* [HOW TO COMPLETE THIS TASK] Return all of the data exactly as given.
___ SOURCE RECORDS
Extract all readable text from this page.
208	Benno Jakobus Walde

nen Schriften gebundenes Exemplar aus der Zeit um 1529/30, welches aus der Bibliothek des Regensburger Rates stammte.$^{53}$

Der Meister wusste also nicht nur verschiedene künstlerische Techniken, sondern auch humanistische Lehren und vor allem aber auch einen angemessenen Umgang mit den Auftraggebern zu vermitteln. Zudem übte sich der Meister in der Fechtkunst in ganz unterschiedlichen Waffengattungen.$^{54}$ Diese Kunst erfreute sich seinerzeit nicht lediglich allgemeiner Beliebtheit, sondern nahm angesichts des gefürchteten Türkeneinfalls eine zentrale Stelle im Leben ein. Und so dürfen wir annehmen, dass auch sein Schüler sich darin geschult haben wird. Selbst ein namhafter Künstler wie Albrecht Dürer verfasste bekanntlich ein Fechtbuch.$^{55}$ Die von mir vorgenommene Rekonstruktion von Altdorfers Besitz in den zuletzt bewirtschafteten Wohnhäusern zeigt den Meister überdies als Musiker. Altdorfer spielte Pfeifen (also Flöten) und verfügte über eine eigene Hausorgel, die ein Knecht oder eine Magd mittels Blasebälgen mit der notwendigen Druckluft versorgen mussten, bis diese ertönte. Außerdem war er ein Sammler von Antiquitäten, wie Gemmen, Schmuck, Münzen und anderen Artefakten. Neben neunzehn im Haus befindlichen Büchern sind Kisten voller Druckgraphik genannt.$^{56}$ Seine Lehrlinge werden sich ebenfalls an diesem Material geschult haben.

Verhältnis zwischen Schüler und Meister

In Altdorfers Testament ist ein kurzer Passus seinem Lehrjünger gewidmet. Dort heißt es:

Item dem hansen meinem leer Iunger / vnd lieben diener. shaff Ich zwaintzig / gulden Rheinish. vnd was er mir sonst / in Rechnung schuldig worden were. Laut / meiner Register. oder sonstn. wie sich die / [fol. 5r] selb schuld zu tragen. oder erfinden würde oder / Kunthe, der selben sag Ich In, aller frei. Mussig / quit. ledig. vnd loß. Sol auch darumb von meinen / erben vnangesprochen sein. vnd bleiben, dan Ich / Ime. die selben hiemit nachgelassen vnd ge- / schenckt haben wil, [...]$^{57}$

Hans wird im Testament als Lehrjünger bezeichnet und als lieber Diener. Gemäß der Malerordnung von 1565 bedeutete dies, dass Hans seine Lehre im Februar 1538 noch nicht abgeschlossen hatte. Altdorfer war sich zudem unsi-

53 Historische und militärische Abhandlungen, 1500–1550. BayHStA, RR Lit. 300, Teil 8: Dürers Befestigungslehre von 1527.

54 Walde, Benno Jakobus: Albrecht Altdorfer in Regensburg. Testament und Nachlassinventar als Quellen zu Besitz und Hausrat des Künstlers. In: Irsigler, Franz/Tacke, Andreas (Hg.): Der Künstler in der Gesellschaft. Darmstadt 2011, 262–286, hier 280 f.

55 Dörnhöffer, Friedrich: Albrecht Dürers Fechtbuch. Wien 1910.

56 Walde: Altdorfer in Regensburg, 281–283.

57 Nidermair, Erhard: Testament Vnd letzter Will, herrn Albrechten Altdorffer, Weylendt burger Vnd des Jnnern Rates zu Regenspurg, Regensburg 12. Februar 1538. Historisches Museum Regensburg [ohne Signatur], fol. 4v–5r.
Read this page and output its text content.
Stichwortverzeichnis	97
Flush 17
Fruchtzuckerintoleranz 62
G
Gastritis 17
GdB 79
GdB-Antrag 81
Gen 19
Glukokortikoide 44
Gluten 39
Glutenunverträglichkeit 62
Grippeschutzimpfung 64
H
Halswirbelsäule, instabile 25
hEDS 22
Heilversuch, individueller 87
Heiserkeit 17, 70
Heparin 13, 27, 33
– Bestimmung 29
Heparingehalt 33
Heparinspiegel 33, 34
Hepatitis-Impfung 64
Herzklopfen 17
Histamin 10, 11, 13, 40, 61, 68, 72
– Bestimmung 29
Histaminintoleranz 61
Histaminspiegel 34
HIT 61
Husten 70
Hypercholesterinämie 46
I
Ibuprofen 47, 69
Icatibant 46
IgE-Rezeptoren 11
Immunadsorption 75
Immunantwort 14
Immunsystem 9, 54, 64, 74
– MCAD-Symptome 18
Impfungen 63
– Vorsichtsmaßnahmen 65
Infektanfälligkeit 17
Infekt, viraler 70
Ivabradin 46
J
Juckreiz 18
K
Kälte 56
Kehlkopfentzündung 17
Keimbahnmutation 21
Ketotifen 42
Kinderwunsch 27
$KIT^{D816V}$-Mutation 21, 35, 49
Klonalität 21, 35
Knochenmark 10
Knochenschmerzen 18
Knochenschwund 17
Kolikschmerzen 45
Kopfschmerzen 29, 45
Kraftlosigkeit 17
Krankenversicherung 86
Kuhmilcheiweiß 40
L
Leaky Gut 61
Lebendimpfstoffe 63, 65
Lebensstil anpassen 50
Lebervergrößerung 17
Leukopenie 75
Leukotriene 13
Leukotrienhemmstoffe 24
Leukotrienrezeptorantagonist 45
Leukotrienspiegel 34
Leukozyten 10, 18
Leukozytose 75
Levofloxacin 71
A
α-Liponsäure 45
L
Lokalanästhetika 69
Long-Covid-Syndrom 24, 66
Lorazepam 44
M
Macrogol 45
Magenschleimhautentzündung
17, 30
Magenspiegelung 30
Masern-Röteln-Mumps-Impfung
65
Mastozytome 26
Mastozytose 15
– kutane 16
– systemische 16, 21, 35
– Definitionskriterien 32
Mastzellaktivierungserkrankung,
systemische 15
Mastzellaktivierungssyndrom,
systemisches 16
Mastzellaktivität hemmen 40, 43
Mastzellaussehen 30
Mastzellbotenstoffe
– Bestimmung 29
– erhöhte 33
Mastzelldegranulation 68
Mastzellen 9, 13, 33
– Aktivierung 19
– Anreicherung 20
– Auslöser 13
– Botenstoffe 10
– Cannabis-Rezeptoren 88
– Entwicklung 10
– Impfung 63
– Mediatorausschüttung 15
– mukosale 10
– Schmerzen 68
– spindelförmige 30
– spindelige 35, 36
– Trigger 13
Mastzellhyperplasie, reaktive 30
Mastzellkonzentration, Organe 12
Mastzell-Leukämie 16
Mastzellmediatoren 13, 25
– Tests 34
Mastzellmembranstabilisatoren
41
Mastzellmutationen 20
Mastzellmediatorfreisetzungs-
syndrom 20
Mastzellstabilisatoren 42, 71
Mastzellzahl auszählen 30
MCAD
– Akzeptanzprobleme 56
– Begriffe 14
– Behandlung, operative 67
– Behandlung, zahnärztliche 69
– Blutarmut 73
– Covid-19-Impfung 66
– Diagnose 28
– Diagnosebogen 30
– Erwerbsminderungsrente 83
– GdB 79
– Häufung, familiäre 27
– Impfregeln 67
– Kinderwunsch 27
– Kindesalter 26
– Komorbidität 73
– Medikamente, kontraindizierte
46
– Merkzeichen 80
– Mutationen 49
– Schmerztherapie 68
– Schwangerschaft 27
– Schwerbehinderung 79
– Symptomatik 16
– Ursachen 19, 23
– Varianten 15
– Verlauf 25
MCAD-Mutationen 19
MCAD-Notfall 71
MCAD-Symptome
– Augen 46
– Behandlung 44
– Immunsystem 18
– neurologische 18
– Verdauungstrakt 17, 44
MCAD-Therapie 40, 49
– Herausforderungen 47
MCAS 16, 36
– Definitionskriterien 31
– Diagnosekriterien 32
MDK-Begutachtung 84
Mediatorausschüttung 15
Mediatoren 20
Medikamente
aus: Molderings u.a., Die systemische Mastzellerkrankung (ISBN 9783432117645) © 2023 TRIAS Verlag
______
* [ANSWER SPACE]
Extract all readable text from this page.
208	Benno Jakobus Walde

nen Schriften gebundenes Exemplar aus der Zeit um 1529/30, welches aus der Bibliothek des Regensburger Rates stammte.$^{53}$

Der Meister wusste also nicht nur verschiedene künstlerische Techniken, sondern auch humanistische Lehren und vor allem aber auch einen angemessenen Umgang mit den Auftraggebern zu vermitteln. Zudem übte sich der Meister in der Fechtkunst in ganz unterschiedlichen Waffengattungen.$^{54}$ Diese Kunst erfreute sich seinerzeit nicht lediglich allgemeiner Beliebtheit, sondern nahm angesichts des gefürchteten Türkeneinfalls eine zentrale Stelle im Leben ein. Und so dürfen wir annehmen, dass auch sein Schüler sich darin geschult haben wird. Selbst ein namhafter Künstler wie Albrecht Dürer verfasste bekanntlich ein Fechtbuch.$^{55}$ Die von mir vorgenommene Rekonstruktion von Altdorfers Besitz in den zuletzt bewirtschafteten Wohnhäusern zeigt den Meister überdies als Musiker. Altdorfer spielte Pfeifen (also Flöten) und verfügte über eine eigene Hausorgel, die ein Knecht oder eine Magd mittels Blasebälgen mit der notwendigen Druckluft versorgen mussten, bis diese ertönte. Außerdem war er ein Sammler von Antiquitäten, wie Gemmen, Schmuck, Münzen und anderen Artefakten. Neben neunzehn im Haus befindlichen Büchern sind Kisten voller Druckgraphik genannt.$^{56}$ Seine Lehrlinge werden sich ebenfalls an diesem Material geschult haben.

Verhältnis zwischen Schüler und Meister

In Altdorfers Testament ist ein kurzer Passus seinem Lehrjünger gewidmet. Dort heißt es:

Item dem hansen meinem leer Iunger / vnd lieben diener. shaff Ich zwaintzig / gulden Rheinish. vnd was er mir sonst / in Rechnung schuldig worden were. Laut / meiner Register. oder sonstn. wie sich die / [fol. 5r] selb schuld zu tragen. oder erfinden würde oder / Kunthe, der selben sag Ich In, aller frei. Mussig / quit. ledig. vnd loß. Sol auch darumb von meinen / erben vnangesprochen sein. vnd bleiben, dan Ich / Ime. die selben hiemit nachgelassen vnd ge- / schenckt haben wil, [...]$^{57}$

Hans wird im Testament als Lehrjünger bezeichnet und als lieber Diener. Gemäß der Malerordnung von 1565 bedeutete dies, dass Hans seine Lehre im Februar 1538 noch nicht abgeschlossen hatte. Altdorfer war sich zudem unsi-

53 Historische und militärische Abhandlungen, 1500–1550. BayHStA, RR Lit. 300, Teil 8: Dürers Befestigungslehre von 1527.

54 Walde, Benno Jakobus: Albrecht Altdorfer in Regensburg. Testament und Nachlassinventar als Quellen zu Besitz und Hausrat des Künstlers. In: Irsigler, Franz/Tacke, Andreas (Hg.): Der Künstler in der Gesellschaft. Darmstadt 2011, 262–286, hier 280 f.

55 Dörnhöffer, Friedrich: Albrecht Dürers Fechtbuch. Wien 1910.

56 Walde: Altdorfer in Regensburg, 281–283.

57 Nidermair, Erhard: Testament Vnd letzter Will, herrn Albrechten Altdorffer, Weylendt burger Vnd des Jnnern Rates zu Regenspurg, Regensburg 12. Februar 1538. Historisches Museum Regensburg [ohne Signatur], fol. 4v–5r.
Read this page and output its text content.
Stichwortverzeichnis	97
Flush 17
Fruchtzuckerintoleranz 62
G
Gastritis 17
GdB 79
GdB-Antrag 81
Gen 19
Glukokortikoide 44
Gluten 39
Glutenunverträglichkeit 62
Grippeschutzimpfung 64
H
Halswirbelsäule, instabile 25
hEDS 22
Heilversuch, individueller 87
Heiserkeit 17, 70
Heparin 13, 27, 33
– Bestimmung 29
Heparingehalt 33
Heparinspiegel 33, 34
Hepatitis-Impfung 64
Herzklopfen 17
Histamin 10, 11, 13, 40, 61, 68, 72
– Bestimmung 29
Histaminintoleranz 61
Histaminspiegel 34
HIT 61
Husten 70
Hypercholesterinämie 46
I
Ibuprofen 47, 69
Icatibant 46
IgE-Rezeptoren 11
Immunadsorption 75
Immunantwort 14
Immunsystem 9, 54, 64, 74
– MCAD-Symptome 18
Impfungen 63
– Vorsichtsmaßnahmen 65
Infektanfälligkeit 17
Infekt, viraler 70
Ivabradin 46
J
Juckreiz 18
K
Kälte 56
Kehlkopfentzündung 17
Keimbahnmutation 21
Ketotifen 42
Kinderwunsch 27
$KIT^{D816V}$-Mutation 21, 35, 49
Klonalität 21, 35
Knochenmark 10
Knochenschmerzen 18
Knochenschwund 17
Kolikschmerzen 45
Kopfschmerzen 29, 45
Kraftlosigkeit 17
Krankenversicherung 86
Kuhmilcheiweiß 40
L
Leaky Gut 61
Lebendimpfstoffe 63, 65
Lebensstil anpassen 50
Lebervergrößerung 17
Leukopenie 75
Leukotriene 13
Leukotrienhemmstoffe 24
Leukotrienrezeptorantagonist 45
Leukotrienspiegel 34
Leukozyten 10, 18
Leukozytose 75
Levofloxacin 71
A
α-Liponsäure 45
L
Lokalanästhetika 69
Long-Covid-Syndrom 24, 66
Lorazepam 44
M
Macrogol 45
Magenschleimhautentzündung
17, 30
Magenspiegelung 30
Masern-Röteln-Mumps-Impfung
65
Mastozytome 26
Mastozytose 15
– kutane 16
– systemische 16, 21, 35
– Definitionskriterien 32
Mastzellaktivierungserkrankung,
systemische 15
Mastzellaktivierungssyndrom,
systemisches 16
Mastzellaktivität hemmen 40, 43
Mastzellaussehen 30
Mastzellbotenstoffe
– Bestimmung 29
– erhöhte 33
Mastzelldegranulation 68
Mastzellen 9, 13, 33
– Aktivierung 19
– Anreicherung 20
– Auslöser 13
– Botenstoffe 10
– Cannabis-Rezeptoren 88
– Entwicklung 10
– Impfung 63
– Mediatorausschüttung 15
– mukosale 10
– Schmerzen 68
– spindelförmige 30
– spindelige 35, 36
– Trigger 13
Mastzellhyperplasie, reaktive 30
Mastzellkonzentration, Organe 12
Mastzell-Leukämie 16
Mastzellmediatoren 13, 25
– Tests 34
Mastzellmembranstabilisatoren
41
Mastzellmutationen 20
Mastzellmediatorfreisetzungs-
syndrom 20
Mastzellstabilisatoren 42, 71
Mastzellzahl auszählen 30
MCAD
– Akzeptanzprobleme 56
– Begriffe 14
– Behandlung, operative 67
– Behandlung, zahnärztliche 69
– Blutarmut 73
– Covid-19-Impfung 66
– Diagnose 28
– Diagnosebogen 30
– Erwerbsminderungsrente 83
– GdB 79
– Häufung, familiäre 27
– Impfregeln 67
– Kinderwunsch 27
– Kindesalter 26
– Komorbidität 73
– Medikamente, kontraindizierte
46
– Merkzeichen 80
– Mutationen 49
– Schmerztherapie 68
– Schwangerschaft 27
– Schwerbehinderung 79
– Symptomatik 16
– Ursachen 19, 23
– Varianten 15
– Verlauf 25
MCAD-Mutationen 19
MCAD-Notfall 71
MCAD-Symptome
– Augen 46
– Behandlung 44
– Immunsystem 18
– neurologische 18
– Verdauungstrakt 17, 44
MCAD-Therapie 40, 49
– Herausforderungen 47
MCAS 16, 36
– Definitionskriterien 31
– Diagnosekriterien 32
MDK-Begutachtung 84
Mediatorausschüttung 15
Mediatoren 20
Medikamente
aus: Molderings u.a., Die systemische Mastzellerkrankung (ISBN 9783432117645) © 2023 TRIAS Verlag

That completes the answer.